◆ EXCERPTED DATA
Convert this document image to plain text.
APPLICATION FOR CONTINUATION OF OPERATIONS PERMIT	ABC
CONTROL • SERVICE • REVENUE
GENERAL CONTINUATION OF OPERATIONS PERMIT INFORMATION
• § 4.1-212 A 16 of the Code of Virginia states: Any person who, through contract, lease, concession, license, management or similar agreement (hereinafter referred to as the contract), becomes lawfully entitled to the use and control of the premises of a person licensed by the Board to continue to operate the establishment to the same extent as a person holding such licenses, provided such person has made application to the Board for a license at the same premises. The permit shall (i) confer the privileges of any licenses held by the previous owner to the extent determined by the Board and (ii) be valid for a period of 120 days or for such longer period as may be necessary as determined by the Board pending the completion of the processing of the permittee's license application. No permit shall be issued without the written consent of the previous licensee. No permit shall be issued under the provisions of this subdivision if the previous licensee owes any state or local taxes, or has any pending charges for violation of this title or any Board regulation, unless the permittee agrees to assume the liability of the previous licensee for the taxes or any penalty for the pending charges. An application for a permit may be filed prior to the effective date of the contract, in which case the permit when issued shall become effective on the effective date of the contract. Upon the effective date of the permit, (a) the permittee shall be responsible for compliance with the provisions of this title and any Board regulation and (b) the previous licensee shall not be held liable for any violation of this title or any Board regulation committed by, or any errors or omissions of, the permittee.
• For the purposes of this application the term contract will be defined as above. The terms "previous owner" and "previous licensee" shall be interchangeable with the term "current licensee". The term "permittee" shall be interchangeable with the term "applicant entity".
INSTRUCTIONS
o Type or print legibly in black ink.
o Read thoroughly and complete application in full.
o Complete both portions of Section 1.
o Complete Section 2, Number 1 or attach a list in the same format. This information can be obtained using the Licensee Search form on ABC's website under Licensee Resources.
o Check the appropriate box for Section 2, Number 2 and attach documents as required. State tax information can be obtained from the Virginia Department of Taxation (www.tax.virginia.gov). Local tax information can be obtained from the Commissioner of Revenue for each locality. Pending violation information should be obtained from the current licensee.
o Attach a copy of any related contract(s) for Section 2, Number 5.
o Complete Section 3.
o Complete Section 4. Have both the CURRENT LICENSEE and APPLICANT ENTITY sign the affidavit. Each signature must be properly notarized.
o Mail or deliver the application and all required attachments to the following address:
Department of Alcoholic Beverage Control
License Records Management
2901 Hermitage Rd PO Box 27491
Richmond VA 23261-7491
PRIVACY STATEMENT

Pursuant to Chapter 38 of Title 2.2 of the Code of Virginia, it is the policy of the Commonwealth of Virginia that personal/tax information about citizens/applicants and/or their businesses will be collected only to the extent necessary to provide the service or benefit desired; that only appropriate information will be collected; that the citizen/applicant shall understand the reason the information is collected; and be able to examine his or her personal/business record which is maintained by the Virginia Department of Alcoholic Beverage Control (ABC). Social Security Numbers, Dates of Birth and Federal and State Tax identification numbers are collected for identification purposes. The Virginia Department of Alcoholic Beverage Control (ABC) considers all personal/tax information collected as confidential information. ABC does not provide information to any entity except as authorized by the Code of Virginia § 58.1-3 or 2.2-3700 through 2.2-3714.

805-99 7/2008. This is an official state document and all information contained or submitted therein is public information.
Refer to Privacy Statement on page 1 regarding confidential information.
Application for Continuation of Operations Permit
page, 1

◆ YOUR INSTRUCTIONS
All the entries above need to be reproduced exactly.

◆ SOLUTION FOR THIS EXERCISE
Convert this document image to plain text.
APPLICATION FOR CONTINUATION OF OPERATIONS PERMIT	ABC
CONTROL • SERVICE • REVENUE
GENERAL CONTINUATION OF OPERATIONS PERMIT INFORMATION
• § 4.1-212 A 16 of the Code of Virginia states: Any person who, through contract, lease, concession, license, management or similar agreement (hereinafter referred to as the contract), becomes lawfully entitled to the use and control of the premises of a person licensed by the Board to continue to operate the establishment to the same extent as a person holding such licenses, provided such person has made application to the Board for a license at the same premises. The permit shall (i) confer the privileges of any licenses held by the previous owner to the extent determined by the Board and (ii) be valid for a period of 120 days or for such longer period as may be necessary as determined by the Board pending the completion of the processing of the permittee's license application. No permit shall be issued without the written consent of the previous licensee. No permit shall be issued under the provisions of this subdivision if the previous licensee owes any state or local taxes, or has any pending charges for violation of this title or any Board regulation, unless the permittee agrees to assume the liability of the previous licensee for the taxes or any penalty for the pending charges. An application for a permit may be filed prior to the effective date of the contract, in which case the permit when issued shall become effective on the effective date of the contract. Upon the effective date of the permit, (a) the permittee shall be responsible for compliance with the provisions of this title and any Board regulation and (b) the previous licensee shall not be held liable for any violation of this title or any Board regulation committed by, or any errors or omissions of, the permittee.
• For the purposes of this application the term contract will be defined as above. The terms "previous owner" and "previous licensee" shall be interchangeable with the term "current licensee". The term "permittee" shall be interchangeable with the term "applicant entity".
INSTRUCTIONS
o Type or print legibly in black ink.
o Read thoroughly and complete application in full.
o Complete both portions of Section 1.
o Complete Section 2, Number 1 or attach a list in the same format. This information can be obtained using the Licensee Search form on ABC's website under Licensee Resources.
o Check the appropriate box for Section 2, Number 2 and attach documents as required. State tax information can be obtained from the Virginia Department of Taxation (www.tax.virginia.gov). Local tax information can be obtained from the Commissioner of Revenue for each locality. Pending violation information should be obtained from the current licensee.
o Attach a copy of any related contract(s) for Section 2, Number 5.
o Complete Section 3.
o Complete Section 4. Have both the CURRENT LICENSEE and APPLICANT ENTITY sign the affidavit. Each signature must be properly notarized.
o Mail or deliver the application and all required attachments to the following address:
Department of Alcoholic Beverage Control
License Records Management
2901 Hermitage Rd PO Box 27491
Richmond VA 23261-7491
PRIVACY STATEMENT

Pursuant to Chapter 38 of Title 2.2 of the Code of Virginia, it is the policy of the Commonwealth of Virginia that personal/tax information about citizens/applicants and/or their businesses will be collected only to the extent necessary to provide the service or benefit desired; that only appropriate information will be collected; that the citizen/applicant shall understand the reason the information is collected; and be able to examine his or her personal/business record which is maintained by the Virginia Department of Alcoholic Beverage Control (ABC). Social Security Numbers, Dates of Birth and Federal and State Tax identification numbers are collected for identification purposes. The Virginia Department of Alcoholic Beverage Control (ABC) considers all personal/tax information collected as confidential information. ABC does not provide information to any entity except as authorized by the Code of Virginia § 58.1-3 or 2.2-3700 through 2.2-3714.

805-99 7/2008. This is an official state document and all information contained or submitted therein is public information.
Refer to Privacy Statement on page 1 regarding confidential information.
Application for Continuation of Operations Permit
page, 1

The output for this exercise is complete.